**WORK ITEM**
Verbatim copy without images: return all of the data as it stands.

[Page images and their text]
-*-*-

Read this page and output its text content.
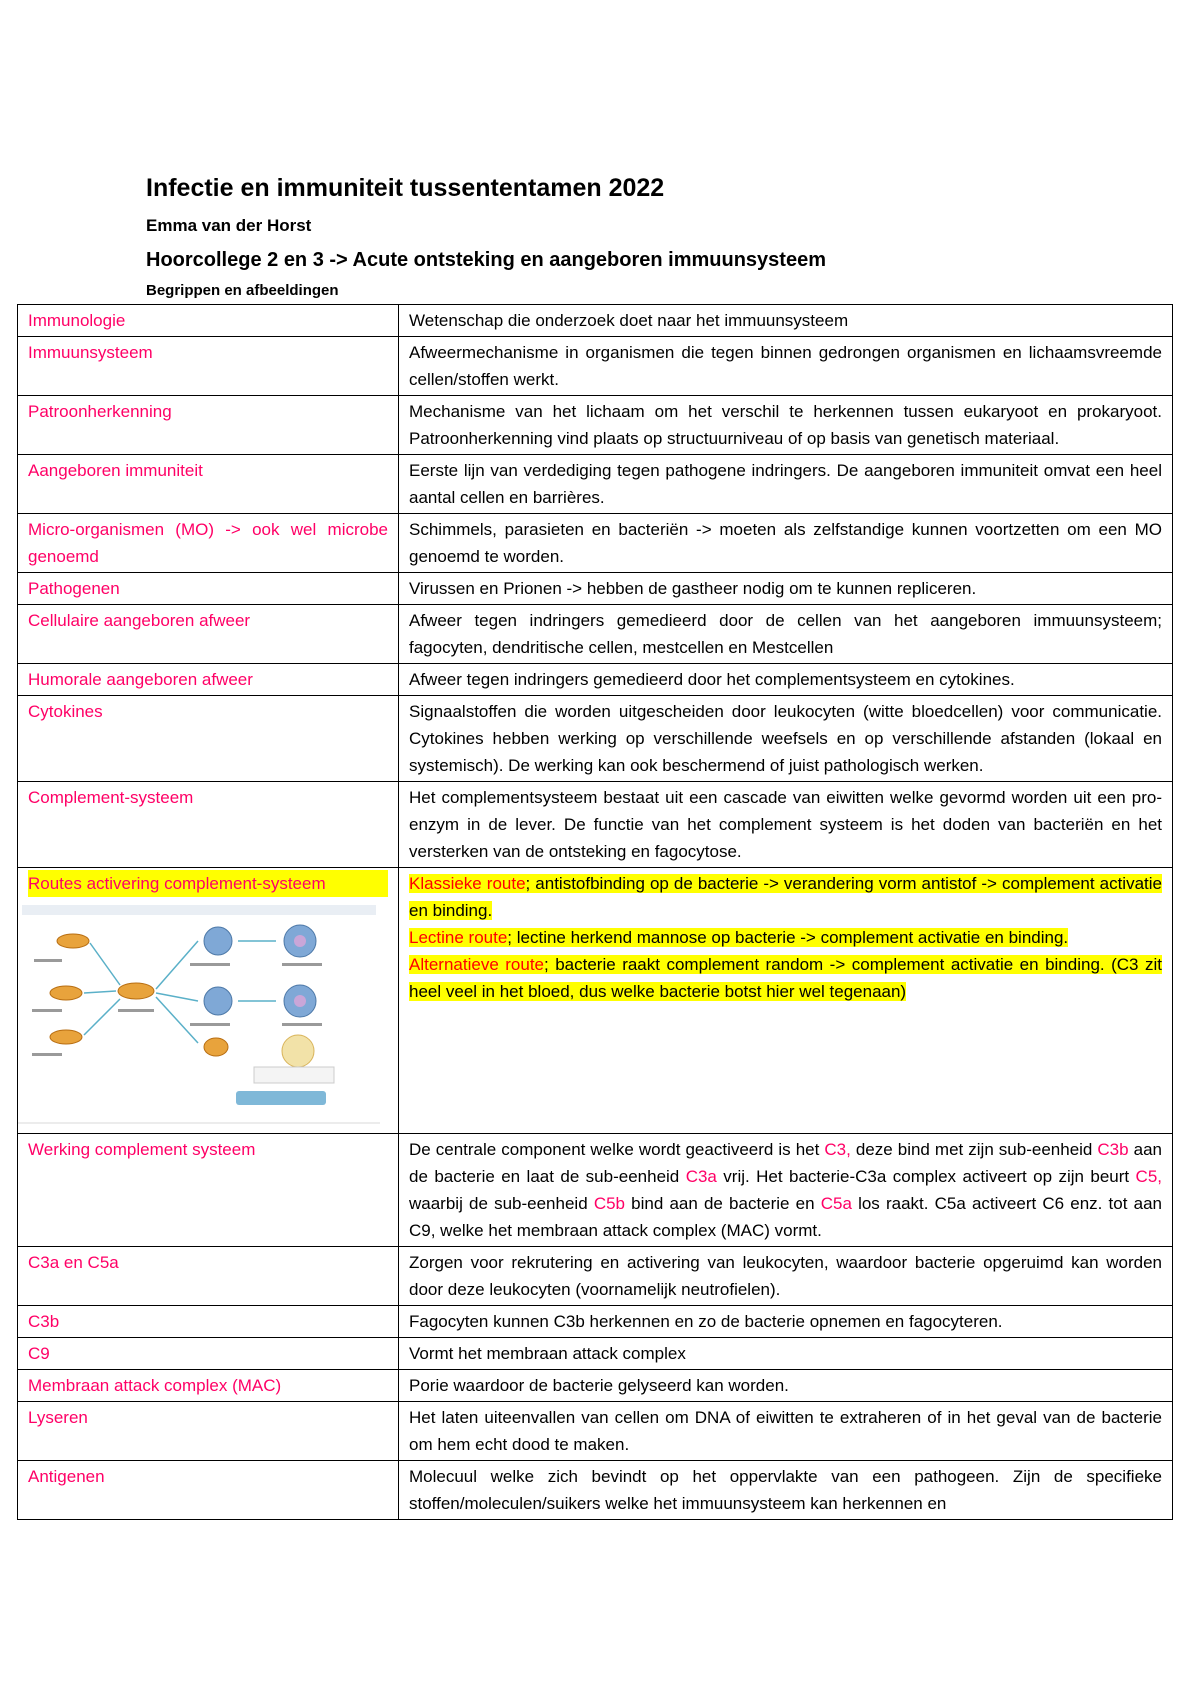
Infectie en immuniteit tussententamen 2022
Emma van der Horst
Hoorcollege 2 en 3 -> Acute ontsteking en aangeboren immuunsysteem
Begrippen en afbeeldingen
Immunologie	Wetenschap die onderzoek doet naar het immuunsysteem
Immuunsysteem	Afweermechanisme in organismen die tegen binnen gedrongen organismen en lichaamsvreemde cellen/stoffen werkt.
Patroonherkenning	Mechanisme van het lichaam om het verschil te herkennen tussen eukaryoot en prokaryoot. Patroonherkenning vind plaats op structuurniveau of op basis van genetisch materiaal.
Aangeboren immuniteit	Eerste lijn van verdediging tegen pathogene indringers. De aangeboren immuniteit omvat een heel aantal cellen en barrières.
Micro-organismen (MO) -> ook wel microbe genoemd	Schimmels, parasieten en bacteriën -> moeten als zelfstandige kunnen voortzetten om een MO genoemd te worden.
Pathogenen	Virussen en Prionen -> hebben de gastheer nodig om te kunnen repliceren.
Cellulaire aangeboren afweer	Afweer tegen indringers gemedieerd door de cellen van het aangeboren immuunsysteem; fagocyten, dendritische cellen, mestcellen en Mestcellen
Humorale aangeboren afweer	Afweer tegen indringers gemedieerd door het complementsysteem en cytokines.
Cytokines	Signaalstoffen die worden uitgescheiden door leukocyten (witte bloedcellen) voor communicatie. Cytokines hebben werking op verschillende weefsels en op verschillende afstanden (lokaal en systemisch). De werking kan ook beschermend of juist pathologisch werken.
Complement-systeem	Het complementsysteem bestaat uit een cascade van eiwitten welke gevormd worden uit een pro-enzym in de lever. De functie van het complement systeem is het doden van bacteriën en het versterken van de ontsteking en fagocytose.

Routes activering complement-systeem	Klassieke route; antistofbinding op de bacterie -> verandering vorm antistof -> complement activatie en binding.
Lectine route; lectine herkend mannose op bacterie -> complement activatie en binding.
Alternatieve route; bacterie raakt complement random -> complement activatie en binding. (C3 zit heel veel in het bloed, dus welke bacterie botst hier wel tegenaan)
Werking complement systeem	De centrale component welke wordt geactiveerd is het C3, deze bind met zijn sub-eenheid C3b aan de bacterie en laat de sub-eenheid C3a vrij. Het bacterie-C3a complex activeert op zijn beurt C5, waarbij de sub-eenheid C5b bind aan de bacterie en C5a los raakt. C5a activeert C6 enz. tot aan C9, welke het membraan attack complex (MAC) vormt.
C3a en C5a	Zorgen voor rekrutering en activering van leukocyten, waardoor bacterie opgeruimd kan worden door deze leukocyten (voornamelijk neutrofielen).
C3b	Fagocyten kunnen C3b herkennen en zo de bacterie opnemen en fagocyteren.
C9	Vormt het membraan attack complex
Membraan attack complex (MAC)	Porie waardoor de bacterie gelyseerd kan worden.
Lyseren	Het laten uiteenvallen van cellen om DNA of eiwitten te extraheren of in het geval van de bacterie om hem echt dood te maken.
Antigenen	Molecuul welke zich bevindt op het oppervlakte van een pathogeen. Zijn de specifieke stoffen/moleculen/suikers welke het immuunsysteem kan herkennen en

-*-*-

**ANSWER TO THIS PROBLEM**
Read this page and output its text content.
Infectie en immuniteit tussententamen 2022
Emma van der Horst
Hoorcollege 2 en 3 -> Acute ontsteking en aangeboren immuunsysteem
Begrippen en afbeeldingen
Immunologie	Wetenschap die onderzoek doet naar het immuunsysteem
Immuunsysteem	Afweermechanisme in organismen die tegen binnen gedrongen organismen en lichaamsvreemde cellen/stoffen werkt.
Patroonherkenning	Mechanisme van het lichaam om het verschil te herkennen tussen eukaryoot en prokaryoot. Patroonherkenning vind plaats op structuurniveau of op basis van genetisch materiaal.
Aangeboren immuniteit	Eerste lijn van verdediging tegen pathogene indringers. De aangeboren immuniteit omvat een heel aantal cellen en barrières.
Micro-organismen (MO) -> ook wel microbe genoemd	Schimmels, parasieten en bacteriën -> moeten als zelfstandige kunnen voortzetten om een MO genoemd te worden.
Pathogenen	Virussen en Prionen -> hebben de gastheer nodig om te kunnen repliceren.
Cellulaire aangeboren afweer	Afweer tegen indringers gemedieerd door de cellen van het aangeboren immuunsysteem; fagocyten, dendritische cellen, mestcellen en Mestcellen
Humorale aangeboren afweer	Afweer tegen indringers gemedieerd door het complementsysteem en cytokines.
Cytokines	Signaalstoffen die worden uitgescheiden door leukocyten (witte bloedcellen) voor communicatie. Cytokines hebben werking op verschillende weefsels en op verschillende afstanden (lokaal en systemisch). De werking kan ook beschermend of juist pathologisch werken.
Complement-systeem	Het complementsysteem bestaat uit een cascade van eiwitten welke gevormd worden uit een pro-enzym in de lever. De functie van het complement systeem is het doden van bacteriën en het versterken van de ontsteking en fagocytose.

Routes activering complement-systeem	Klassieke route; antistofbinding op de bacterie -> verandering vorm antistof -> complement activatie en binding.
Lectine route; lectine herkend mannose op bacterie -> complement activatie en binding.
Alternatieve route; bacterie raakt complement random -> complement activatie en binding. (C3 zit heel veel in het bloed, dus welke bacterie botst hier wel tegenaan)
Werking complement systeem	De centrale component welke wordt geactiveerd is het C3, deze bind met zijn sub-eenheid C3b aan de bacterie en laat de sub-eenheid C3a vrij. Het bacterie-C3a complex activeert op zijn beurt C5, waarbij de sub-eenheid C5b bind aan de bacterie en C5a los raakt. C5a activeert C6 enz. tot aan C9, welke het membraan attack complex (MAC) vormt.
C3a en C5a	Zorgen voor rekrutering en activering van leukocyten, waardoor bacterie opgeruimd kan worden door deze leukocyten (voornamelijk neutrofielen).
C3b	Fagocyten kunnen C3b herkennen en zo de bacterie opnemen en fagocyteren.
C9	Vormt het membraan attack complex
Membraan attack complex (MAC)	Porie waardoor de bacterie gelyseerd kan worden.
Lyseren	Het laten uiteenvallen van cellen om DNA of eiwitten te extraheren of in het geval van de bacterie om hem echt dood te maken.
Antigenen	Molecuul welke zich bevindt op het oppervlakte van een pathogeen. Zijn de specifieke stoffen/moleculen/suikers welke het immuunsysteem kan herkennen en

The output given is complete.